▶ [Instructions to follow] Format the rows from the line containing "Enumerate the UI" through the line containing "lecturer-unit: 枣庄市山亭区北庄镇党校 （党员教育中心）讲师、", both included, as a Markdown table with an Index column giving each row's number and an Entry column holding the row itself, omitting blank lines.
[Start]
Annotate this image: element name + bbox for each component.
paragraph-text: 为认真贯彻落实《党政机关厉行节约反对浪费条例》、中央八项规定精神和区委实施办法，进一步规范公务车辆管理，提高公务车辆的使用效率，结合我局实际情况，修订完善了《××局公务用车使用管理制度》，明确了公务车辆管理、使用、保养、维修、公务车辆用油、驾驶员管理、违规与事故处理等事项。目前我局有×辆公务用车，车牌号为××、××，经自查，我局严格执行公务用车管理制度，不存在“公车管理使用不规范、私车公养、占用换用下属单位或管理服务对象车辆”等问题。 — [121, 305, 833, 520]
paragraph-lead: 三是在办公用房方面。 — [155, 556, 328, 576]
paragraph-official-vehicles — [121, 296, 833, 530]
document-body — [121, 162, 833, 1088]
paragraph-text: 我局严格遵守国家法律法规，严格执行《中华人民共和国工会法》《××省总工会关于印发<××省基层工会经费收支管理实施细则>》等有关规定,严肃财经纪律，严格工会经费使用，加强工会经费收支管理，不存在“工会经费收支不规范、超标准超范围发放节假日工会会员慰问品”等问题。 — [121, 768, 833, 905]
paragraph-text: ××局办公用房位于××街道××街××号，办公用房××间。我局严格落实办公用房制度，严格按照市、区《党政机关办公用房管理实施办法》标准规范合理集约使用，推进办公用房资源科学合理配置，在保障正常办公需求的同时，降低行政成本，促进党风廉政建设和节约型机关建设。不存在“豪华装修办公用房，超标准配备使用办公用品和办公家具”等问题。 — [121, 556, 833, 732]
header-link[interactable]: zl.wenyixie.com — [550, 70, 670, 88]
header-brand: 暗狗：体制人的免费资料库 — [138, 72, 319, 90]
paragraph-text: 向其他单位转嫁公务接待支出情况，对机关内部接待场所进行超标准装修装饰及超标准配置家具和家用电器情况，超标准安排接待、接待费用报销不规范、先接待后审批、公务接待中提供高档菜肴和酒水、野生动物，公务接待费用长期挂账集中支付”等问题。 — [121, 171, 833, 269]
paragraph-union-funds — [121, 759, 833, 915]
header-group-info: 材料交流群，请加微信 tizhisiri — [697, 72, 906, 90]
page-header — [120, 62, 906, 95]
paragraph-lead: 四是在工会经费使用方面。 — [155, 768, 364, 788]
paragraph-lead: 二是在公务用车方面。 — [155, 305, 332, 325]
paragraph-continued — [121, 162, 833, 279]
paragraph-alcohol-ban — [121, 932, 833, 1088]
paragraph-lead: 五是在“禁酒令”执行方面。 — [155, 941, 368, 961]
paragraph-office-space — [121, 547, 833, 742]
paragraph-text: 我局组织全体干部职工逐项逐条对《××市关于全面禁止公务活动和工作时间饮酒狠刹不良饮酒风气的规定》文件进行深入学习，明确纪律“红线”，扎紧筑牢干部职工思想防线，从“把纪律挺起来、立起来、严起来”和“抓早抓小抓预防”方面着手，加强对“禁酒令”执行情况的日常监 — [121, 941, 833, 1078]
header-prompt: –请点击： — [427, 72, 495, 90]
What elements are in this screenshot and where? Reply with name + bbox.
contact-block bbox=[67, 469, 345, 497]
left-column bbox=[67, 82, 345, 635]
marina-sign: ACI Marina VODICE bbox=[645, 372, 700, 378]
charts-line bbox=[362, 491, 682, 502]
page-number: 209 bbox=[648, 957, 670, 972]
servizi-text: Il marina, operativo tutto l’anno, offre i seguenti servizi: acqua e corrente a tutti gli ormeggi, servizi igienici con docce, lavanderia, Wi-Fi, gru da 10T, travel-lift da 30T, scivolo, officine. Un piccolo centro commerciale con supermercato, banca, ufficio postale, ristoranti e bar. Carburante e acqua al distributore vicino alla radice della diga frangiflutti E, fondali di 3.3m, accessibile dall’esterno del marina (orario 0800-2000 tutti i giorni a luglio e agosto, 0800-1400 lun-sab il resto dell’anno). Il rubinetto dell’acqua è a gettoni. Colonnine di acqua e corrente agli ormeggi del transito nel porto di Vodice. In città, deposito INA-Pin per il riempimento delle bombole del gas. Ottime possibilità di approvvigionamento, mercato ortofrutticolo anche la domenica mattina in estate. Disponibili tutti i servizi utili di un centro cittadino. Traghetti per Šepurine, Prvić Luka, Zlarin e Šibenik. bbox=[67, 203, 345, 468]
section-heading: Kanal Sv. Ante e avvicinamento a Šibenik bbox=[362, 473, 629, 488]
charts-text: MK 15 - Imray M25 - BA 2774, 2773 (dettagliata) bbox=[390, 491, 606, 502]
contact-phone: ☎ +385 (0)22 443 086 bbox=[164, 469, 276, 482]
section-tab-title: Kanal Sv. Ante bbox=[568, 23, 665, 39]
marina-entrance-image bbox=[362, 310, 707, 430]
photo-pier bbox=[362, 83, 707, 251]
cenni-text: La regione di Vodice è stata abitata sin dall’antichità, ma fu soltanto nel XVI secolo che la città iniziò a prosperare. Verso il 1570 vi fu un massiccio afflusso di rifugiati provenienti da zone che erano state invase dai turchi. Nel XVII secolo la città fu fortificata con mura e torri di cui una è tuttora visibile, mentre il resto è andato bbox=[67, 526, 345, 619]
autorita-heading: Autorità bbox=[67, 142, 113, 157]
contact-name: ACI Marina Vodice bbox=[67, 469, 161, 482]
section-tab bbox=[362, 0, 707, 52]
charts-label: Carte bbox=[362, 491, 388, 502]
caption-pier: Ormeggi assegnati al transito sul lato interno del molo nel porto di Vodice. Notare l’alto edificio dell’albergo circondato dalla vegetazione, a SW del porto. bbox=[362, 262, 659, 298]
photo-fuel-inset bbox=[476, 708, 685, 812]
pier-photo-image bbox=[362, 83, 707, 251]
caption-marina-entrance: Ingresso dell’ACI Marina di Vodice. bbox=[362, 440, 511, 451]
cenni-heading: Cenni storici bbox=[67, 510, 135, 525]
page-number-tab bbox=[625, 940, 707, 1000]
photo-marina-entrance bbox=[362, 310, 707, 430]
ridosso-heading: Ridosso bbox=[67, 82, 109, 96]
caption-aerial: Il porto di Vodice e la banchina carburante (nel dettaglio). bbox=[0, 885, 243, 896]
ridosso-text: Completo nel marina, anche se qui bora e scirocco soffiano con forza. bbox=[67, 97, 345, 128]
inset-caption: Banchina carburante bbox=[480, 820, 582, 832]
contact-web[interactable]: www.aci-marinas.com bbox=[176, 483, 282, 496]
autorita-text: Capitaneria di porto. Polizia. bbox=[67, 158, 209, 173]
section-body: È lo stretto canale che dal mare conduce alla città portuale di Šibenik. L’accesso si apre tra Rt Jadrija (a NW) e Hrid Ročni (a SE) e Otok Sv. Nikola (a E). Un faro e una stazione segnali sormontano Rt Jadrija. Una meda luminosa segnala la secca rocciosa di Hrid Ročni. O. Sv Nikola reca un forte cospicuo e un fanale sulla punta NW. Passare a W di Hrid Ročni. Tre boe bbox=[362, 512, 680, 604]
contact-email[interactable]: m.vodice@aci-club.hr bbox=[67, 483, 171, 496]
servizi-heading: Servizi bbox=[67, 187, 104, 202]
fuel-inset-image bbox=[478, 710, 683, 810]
[End]
[Start]
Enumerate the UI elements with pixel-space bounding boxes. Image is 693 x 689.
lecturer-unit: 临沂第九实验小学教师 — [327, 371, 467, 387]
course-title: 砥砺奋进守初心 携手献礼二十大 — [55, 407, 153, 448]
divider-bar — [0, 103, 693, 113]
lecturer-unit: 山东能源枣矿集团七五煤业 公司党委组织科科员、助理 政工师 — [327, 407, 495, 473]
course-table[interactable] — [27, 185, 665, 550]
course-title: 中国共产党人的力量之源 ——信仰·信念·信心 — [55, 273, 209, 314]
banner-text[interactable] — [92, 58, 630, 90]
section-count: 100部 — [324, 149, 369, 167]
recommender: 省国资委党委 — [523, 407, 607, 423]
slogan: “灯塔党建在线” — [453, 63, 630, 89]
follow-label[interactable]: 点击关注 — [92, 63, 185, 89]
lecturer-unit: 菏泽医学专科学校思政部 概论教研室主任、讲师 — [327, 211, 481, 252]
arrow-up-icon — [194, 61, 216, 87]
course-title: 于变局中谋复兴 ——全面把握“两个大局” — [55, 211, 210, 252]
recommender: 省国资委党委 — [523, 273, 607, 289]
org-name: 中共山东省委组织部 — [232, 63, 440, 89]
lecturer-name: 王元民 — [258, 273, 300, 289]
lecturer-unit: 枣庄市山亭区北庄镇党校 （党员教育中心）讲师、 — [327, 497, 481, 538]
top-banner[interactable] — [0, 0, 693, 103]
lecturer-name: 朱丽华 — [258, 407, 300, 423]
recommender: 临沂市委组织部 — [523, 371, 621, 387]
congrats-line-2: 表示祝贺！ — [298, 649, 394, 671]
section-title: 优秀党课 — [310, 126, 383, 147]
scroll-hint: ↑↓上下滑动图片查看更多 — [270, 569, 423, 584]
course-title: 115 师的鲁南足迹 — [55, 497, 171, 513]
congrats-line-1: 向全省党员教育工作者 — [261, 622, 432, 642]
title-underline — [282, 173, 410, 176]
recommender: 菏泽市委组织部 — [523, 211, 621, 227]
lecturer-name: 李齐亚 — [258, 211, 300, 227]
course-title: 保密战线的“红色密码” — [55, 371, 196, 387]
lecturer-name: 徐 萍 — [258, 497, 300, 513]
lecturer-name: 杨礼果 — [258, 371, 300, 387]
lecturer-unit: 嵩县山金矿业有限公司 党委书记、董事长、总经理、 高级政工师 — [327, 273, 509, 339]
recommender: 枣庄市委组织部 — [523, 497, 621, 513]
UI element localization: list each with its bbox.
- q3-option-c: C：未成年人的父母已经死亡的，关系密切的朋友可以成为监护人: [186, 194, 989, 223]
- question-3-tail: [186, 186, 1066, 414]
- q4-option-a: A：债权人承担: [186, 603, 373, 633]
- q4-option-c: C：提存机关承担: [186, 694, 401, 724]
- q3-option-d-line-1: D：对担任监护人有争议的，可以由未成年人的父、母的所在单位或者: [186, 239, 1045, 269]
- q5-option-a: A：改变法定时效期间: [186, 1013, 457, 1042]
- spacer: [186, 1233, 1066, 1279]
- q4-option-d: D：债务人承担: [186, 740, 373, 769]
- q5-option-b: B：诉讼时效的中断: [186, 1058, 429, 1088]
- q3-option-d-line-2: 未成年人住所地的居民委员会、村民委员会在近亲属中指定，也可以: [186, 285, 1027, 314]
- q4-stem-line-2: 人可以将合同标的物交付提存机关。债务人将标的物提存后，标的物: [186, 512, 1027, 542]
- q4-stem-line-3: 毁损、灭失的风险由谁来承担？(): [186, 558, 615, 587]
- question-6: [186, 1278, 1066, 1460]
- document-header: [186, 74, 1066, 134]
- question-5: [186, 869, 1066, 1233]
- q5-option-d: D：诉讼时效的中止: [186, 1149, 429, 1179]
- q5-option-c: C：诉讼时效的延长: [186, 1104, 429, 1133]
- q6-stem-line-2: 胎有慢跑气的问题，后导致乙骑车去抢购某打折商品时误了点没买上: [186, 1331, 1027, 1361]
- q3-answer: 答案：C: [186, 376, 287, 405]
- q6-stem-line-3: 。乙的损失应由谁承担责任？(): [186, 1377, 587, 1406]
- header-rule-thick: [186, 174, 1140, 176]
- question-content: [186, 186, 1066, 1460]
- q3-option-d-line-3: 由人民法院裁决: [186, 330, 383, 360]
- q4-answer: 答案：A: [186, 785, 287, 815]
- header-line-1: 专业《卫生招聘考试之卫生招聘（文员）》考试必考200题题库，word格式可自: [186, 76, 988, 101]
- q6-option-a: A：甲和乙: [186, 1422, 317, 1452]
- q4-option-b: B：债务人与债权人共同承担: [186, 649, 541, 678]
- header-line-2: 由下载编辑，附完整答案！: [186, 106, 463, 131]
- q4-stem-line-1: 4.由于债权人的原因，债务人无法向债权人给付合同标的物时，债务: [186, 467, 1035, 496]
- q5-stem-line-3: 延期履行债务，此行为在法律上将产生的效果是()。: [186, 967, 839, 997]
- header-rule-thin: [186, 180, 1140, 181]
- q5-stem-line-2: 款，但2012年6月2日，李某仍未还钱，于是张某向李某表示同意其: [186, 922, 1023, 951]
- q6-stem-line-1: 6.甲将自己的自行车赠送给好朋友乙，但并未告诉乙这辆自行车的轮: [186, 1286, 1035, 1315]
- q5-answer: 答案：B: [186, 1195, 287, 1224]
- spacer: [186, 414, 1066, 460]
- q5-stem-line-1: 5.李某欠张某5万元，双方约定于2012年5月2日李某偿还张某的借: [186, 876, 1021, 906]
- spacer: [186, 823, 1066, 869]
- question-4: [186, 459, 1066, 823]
[End]
▶ [Result]
| Index | Entry |
|---|---|
| 1 | Enumerate the UI elements with pixel-space bounding boxes. Image is 693 x 689. |
| 2 | lecturer-unit: 临沂第九实验小学教师 — [327, 371, 467, 387] |
| 3 | course-title: 砥砺奋进守初心 携手献礼二十大 — [55, 407, 153, 448] |
| 4 | divider-bar — [0, 103, 693, 113] |
| 5 | lecturer-unit: 山东能源枣矿集团七五煤业 公司党委组织科科员、助理 政工师 — [327, 407, 495, 473] |
| 6 | course-table[interactable] — [27, 185, 665, 550] |
| 7 | course-title: 中国共产党人的力量之源 ——信仰·信念·信心 — [55, 273, 209, 314] |
| 8 | banner-text[interactable] — [92, 58, 630, 90] |
| 9 | section-count: 100部 — [324, 149, 369, 167] |
| 10 | recommender: 省国资委党委 — [523, 407, 607, 423] |
| 11 | slogan: “灯塔党建在线” — [453, 63, 630, 89] |
| 12 | follow-label[interactable]: 点击关注 — [92, 63, 185, 89] |
| 13 | lecturer-unit: 菏泽医学专科学校思政部 概论教研室主任、讲师 — [327, 211, 481, 252] |
| 14 | arrow-up-icon — [194, 61, 216, 87] |
| 15 | course-title: 于变局中谋复兴 ——全面把握“两个大局” — [55, 211, 210, 252] |
| 16 | recommender: 省国资委党委 — [523, 273, 607, 289] |
| 17 | org-name: 中共山东省委组织部 — [232, 63, 440, 89] |
| 18 | lecturer-name: 王元民 — [258, 273, 300, 289] |
| 19 | lecturer-unit: 枣庄市山亭区北庄镇党校 （党员教育中心）讲师、 — [327, 497, 481, 538] |